**Exercise:**
Return a copy of each line that holds the string "Create".

───── The data ─────

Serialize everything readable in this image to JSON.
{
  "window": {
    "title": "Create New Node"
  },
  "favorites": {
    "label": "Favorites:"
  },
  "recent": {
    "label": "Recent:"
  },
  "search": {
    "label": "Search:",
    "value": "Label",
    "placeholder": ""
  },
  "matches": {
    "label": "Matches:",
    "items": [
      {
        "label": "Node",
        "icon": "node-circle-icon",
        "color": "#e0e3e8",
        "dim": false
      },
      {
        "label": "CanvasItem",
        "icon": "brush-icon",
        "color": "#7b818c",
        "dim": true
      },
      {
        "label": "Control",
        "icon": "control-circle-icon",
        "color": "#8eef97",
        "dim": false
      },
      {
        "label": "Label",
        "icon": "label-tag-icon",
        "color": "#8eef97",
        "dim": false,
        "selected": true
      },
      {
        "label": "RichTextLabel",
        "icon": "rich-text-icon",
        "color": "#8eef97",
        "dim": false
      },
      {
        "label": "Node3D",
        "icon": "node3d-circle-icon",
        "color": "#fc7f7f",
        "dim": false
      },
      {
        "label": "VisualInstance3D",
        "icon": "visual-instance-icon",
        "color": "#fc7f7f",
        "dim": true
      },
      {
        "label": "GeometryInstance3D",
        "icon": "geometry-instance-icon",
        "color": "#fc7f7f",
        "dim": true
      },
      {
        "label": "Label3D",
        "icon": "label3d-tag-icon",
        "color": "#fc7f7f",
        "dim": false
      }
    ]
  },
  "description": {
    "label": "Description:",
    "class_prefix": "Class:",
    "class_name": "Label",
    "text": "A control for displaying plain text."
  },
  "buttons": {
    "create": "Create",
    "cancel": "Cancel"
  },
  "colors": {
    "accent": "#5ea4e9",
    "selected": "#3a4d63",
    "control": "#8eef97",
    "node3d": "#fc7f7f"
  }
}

─────

**Correct response:**
    "title": "Create New Node"
    "create": "Create",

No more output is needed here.